___ DATASET RECORDS ___

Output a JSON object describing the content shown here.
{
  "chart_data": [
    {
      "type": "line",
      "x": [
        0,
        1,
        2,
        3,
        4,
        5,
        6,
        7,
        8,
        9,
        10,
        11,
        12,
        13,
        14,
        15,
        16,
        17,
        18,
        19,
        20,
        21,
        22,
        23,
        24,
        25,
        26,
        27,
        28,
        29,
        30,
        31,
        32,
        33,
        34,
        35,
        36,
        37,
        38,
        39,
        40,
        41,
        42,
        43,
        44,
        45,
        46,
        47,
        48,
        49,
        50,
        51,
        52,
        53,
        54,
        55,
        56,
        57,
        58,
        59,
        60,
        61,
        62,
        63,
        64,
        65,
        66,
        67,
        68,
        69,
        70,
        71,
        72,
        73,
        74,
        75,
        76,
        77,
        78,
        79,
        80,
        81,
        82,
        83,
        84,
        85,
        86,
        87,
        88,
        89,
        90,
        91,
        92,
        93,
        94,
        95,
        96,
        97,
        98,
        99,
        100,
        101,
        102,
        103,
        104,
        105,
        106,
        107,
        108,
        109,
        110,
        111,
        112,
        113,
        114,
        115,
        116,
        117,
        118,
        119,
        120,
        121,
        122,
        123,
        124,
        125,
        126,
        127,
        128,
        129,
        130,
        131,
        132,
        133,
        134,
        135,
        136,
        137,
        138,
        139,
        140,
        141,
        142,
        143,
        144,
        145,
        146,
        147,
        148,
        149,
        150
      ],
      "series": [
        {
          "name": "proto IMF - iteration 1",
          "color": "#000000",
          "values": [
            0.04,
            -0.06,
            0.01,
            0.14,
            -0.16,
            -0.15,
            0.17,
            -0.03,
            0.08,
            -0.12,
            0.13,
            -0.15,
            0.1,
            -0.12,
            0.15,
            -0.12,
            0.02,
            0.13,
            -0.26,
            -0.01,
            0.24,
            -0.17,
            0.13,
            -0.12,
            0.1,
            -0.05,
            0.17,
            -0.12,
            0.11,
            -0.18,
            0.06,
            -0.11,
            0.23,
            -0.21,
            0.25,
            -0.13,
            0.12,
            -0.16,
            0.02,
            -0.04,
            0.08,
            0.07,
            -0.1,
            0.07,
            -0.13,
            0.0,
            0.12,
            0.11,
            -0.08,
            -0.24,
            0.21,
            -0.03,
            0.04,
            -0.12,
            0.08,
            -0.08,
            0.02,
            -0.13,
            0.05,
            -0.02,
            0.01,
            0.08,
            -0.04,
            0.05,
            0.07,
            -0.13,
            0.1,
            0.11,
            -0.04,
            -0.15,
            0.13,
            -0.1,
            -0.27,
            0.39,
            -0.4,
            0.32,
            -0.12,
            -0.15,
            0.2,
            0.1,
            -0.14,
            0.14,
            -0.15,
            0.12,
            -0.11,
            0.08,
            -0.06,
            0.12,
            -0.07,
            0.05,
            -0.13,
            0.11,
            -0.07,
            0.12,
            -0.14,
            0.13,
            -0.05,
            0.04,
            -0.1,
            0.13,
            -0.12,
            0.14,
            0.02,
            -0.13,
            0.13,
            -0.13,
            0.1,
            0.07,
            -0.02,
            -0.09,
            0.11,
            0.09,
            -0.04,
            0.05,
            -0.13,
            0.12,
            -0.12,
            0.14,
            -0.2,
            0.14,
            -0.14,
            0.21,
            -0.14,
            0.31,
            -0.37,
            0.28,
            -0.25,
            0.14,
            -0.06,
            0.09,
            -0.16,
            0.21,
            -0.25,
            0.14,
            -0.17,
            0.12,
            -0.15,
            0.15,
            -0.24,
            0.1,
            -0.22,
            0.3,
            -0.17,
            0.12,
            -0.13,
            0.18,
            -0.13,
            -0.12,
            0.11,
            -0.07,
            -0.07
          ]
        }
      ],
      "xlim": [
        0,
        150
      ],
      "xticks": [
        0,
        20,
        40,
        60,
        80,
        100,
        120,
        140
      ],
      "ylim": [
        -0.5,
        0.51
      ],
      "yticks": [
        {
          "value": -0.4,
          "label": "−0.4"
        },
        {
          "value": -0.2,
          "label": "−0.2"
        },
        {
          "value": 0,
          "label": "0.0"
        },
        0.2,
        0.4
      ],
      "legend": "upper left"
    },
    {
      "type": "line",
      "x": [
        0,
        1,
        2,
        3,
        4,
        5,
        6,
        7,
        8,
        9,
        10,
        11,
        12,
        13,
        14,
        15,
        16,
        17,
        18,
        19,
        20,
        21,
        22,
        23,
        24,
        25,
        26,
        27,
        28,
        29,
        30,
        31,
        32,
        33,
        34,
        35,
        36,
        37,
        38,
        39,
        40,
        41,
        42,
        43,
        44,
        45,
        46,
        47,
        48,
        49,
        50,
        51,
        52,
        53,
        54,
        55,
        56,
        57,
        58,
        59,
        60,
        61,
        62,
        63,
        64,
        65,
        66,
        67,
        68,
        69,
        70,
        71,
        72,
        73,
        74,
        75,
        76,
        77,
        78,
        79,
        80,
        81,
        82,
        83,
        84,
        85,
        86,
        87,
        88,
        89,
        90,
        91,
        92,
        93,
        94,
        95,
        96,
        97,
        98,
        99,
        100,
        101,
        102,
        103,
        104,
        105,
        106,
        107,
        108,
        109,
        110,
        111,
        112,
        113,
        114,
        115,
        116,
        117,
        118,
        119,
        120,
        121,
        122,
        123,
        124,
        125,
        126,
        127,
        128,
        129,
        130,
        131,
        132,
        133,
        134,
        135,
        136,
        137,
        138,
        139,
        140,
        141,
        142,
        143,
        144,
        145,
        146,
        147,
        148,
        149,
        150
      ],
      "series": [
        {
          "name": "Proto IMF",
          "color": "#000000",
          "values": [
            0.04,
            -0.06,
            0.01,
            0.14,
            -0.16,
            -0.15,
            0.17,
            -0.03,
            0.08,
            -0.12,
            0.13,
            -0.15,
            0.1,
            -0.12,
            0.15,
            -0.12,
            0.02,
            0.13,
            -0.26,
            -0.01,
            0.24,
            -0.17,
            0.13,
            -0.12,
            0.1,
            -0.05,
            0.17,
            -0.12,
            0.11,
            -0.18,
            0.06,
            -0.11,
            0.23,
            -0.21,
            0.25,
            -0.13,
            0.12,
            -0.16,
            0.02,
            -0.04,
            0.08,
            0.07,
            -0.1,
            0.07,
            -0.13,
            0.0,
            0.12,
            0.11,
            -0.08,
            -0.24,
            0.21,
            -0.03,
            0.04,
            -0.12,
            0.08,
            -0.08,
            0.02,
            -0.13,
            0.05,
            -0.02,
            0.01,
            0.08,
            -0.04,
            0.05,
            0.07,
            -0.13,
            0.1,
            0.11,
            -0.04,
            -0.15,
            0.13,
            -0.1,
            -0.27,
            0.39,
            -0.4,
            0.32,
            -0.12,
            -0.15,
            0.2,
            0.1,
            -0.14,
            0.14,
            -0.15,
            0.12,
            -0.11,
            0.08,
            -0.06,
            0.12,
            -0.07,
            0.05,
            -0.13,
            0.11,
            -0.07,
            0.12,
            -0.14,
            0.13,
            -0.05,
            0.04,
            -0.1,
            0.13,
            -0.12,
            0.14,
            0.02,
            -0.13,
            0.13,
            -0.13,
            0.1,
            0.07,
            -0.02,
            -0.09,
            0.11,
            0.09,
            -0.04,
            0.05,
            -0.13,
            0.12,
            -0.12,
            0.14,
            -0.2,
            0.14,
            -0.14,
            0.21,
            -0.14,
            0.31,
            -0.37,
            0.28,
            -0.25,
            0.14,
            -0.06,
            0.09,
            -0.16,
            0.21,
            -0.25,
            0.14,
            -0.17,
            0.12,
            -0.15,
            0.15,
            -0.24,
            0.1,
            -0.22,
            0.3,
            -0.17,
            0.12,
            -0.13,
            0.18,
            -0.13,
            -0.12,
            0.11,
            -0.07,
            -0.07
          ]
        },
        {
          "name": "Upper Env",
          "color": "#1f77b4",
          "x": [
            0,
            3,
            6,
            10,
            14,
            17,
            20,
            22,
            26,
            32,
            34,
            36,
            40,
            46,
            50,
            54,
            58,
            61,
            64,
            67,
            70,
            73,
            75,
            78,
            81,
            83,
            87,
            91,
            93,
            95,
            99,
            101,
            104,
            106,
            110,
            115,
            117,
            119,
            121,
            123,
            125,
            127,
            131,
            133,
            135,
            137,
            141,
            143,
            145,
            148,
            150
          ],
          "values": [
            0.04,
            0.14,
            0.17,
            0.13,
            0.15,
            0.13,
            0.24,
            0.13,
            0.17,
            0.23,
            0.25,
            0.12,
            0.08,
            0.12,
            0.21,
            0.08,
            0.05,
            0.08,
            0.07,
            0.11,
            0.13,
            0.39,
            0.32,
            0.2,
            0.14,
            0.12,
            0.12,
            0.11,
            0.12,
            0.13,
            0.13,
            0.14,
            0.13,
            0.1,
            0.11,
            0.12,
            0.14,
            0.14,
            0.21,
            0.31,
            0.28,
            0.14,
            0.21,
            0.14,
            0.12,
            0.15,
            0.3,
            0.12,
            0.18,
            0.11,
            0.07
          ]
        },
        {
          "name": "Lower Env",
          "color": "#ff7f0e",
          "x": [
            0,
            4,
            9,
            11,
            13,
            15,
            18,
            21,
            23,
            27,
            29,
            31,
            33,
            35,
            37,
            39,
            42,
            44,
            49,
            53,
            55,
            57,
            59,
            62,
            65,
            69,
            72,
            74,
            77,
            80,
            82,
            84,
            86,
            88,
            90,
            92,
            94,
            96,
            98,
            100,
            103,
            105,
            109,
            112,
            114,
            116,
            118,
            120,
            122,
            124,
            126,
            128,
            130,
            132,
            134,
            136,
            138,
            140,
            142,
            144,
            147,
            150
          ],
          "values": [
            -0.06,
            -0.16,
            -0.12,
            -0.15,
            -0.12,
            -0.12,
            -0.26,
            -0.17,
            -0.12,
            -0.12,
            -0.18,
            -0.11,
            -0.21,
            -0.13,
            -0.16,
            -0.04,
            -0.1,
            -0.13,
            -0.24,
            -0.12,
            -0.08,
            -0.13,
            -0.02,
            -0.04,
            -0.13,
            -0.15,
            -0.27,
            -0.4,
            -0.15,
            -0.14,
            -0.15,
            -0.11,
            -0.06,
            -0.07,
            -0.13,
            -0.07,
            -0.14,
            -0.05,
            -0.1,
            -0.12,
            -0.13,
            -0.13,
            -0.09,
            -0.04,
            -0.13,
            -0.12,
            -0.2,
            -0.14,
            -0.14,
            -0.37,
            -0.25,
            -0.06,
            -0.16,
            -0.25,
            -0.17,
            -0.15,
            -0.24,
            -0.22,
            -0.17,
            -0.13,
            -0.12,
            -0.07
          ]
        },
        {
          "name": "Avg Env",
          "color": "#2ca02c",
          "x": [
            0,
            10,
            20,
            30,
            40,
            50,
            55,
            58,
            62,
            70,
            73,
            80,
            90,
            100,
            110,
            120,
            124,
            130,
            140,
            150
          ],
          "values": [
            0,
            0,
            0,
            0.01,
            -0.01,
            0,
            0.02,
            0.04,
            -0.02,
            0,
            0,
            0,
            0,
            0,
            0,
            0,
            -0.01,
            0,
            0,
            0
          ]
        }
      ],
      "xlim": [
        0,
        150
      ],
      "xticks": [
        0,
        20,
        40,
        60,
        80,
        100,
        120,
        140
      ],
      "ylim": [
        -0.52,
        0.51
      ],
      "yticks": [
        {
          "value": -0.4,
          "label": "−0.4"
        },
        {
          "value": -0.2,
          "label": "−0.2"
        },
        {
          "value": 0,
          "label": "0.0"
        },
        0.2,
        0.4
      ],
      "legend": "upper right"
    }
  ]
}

___

§ **DIRECTIONS FOR THIS TASK**
Every line in the data above that contains "color" needs to be copied.

§ **THE RESULT**
          "color": "#000000",
          "color": "#000000",
          "color": "#1f77b4",
          "color": "#ff7f0e",
          "color": "#2ca02c",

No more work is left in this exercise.